● **WHAT IS ASKED**: Locate every line in the material below that has the word "this". Copy each of those lines.

● **EXTRACTED DATA**:
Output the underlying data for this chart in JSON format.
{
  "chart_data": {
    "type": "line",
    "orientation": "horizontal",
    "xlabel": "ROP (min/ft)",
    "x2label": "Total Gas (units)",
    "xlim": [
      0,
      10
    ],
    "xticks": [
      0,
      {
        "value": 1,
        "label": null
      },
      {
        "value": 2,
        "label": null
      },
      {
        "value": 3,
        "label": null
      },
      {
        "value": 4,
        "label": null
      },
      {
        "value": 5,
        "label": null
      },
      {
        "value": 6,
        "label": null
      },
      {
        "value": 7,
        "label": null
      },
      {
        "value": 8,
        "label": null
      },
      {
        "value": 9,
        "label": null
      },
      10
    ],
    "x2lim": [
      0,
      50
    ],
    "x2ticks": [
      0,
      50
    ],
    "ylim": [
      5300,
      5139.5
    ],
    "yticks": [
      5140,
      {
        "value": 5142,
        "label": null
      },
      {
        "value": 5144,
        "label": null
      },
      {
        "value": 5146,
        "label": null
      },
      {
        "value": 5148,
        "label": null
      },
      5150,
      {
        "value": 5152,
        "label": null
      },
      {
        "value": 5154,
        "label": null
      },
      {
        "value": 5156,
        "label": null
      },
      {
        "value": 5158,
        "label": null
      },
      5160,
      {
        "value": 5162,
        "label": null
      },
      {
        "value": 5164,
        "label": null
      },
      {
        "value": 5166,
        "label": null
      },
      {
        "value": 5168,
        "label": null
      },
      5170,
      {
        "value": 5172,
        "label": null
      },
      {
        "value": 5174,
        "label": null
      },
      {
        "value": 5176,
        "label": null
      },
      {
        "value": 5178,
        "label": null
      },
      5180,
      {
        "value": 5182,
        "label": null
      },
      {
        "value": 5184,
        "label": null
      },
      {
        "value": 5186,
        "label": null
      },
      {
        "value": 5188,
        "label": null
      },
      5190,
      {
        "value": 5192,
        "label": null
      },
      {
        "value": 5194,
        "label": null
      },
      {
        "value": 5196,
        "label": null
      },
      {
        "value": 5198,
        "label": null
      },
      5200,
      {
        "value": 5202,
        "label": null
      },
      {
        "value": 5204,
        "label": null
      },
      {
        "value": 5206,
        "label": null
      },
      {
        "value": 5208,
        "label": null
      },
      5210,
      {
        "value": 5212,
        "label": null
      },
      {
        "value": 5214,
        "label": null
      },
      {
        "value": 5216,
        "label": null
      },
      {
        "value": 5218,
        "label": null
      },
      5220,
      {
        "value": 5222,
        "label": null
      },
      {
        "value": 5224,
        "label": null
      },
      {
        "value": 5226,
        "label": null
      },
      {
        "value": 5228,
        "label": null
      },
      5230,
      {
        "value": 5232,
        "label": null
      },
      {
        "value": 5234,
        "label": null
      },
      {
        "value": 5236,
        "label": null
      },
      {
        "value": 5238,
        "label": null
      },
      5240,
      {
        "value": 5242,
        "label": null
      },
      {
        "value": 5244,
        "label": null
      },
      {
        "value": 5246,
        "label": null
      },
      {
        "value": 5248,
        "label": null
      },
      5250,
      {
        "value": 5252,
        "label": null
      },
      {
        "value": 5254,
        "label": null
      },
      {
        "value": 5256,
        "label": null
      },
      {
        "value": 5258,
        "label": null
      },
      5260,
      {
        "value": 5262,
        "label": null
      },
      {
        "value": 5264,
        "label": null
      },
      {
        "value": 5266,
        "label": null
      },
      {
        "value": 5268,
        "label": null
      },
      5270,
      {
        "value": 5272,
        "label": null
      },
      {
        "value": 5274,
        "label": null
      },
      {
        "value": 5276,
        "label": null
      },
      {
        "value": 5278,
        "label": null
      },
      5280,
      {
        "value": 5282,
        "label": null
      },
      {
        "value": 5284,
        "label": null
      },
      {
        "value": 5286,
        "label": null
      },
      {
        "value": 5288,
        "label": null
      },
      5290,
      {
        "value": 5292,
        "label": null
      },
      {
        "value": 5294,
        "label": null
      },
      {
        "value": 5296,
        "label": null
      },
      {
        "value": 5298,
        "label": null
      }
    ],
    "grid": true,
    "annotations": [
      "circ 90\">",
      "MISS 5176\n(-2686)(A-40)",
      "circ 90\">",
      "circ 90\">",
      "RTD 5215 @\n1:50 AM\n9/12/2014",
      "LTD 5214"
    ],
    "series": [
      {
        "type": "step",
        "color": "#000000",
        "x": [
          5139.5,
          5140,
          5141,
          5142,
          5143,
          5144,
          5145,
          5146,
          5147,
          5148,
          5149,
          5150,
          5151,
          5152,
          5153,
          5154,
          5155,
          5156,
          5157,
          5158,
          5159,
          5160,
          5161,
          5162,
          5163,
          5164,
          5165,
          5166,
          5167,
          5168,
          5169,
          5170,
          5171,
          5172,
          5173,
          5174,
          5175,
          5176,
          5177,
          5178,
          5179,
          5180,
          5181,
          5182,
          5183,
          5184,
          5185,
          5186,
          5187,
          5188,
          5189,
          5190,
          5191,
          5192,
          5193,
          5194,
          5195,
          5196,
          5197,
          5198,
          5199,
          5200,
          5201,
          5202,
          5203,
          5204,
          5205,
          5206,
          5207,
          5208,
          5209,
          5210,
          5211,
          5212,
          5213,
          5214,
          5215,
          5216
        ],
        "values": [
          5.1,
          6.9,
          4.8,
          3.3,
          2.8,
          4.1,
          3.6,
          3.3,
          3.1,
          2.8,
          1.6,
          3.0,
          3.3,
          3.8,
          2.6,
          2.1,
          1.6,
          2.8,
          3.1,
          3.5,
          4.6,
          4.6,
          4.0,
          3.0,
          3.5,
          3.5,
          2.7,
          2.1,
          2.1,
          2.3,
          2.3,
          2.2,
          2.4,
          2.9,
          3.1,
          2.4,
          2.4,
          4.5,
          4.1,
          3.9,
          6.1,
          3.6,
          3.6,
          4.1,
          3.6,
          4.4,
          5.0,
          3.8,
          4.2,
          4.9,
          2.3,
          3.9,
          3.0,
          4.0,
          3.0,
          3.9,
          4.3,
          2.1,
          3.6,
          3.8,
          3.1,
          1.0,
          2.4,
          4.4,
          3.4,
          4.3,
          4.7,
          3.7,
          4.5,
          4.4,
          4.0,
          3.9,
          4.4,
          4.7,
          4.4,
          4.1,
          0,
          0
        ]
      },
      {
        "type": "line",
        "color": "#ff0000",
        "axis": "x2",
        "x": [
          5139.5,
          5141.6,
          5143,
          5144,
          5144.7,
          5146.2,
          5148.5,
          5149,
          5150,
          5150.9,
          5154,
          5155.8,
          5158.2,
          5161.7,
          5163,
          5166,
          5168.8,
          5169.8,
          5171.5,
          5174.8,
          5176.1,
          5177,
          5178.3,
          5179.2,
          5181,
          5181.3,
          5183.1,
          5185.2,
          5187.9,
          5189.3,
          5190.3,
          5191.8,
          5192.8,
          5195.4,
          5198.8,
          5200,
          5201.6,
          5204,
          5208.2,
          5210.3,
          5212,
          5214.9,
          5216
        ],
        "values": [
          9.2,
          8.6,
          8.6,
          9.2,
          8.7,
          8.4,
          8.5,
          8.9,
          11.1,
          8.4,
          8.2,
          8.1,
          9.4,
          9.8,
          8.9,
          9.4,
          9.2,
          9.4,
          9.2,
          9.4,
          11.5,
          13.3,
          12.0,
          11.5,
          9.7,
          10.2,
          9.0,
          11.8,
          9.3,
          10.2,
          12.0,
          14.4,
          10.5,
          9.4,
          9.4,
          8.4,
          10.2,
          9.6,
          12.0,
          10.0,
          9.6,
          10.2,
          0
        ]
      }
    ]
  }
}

---

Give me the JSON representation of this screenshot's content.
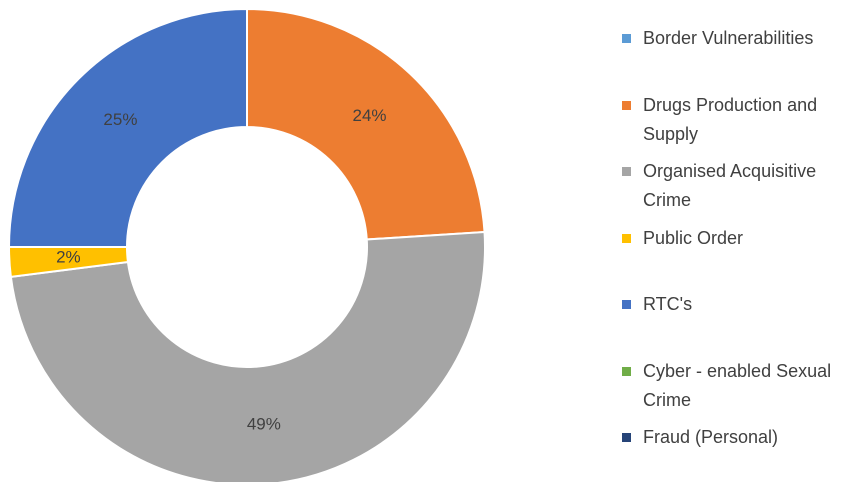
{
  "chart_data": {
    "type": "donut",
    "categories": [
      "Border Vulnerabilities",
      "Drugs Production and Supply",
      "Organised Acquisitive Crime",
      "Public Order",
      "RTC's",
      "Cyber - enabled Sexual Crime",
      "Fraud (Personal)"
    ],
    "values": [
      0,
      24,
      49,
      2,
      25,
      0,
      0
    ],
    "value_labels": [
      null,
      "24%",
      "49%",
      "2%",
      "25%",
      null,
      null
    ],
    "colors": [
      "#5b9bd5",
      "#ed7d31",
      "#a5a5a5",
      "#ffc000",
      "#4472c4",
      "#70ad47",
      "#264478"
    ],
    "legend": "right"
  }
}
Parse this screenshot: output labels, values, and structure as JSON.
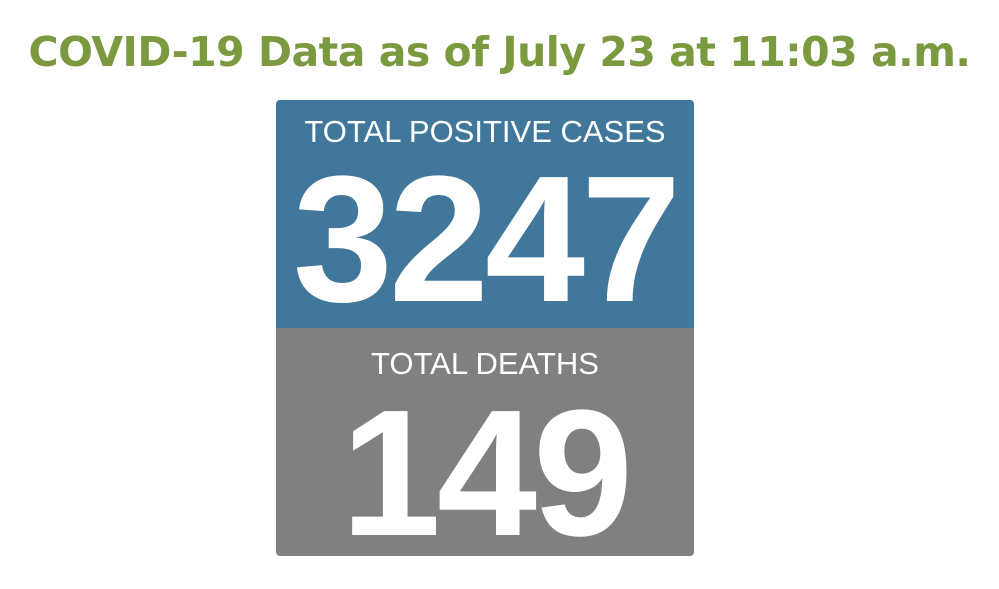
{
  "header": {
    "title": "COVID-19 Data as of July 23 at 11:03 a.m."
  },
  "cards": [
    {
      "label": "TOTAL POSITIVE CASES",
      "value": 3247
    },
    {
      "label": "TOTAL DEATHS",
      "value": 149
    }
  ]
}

● **EXPECTED ANSWER**:
Output the underlying data for this chart in JSON format.
Give me the JSON representation of this screenshot's content.
Parse this screenshot: output labels, values, and structure as JSON.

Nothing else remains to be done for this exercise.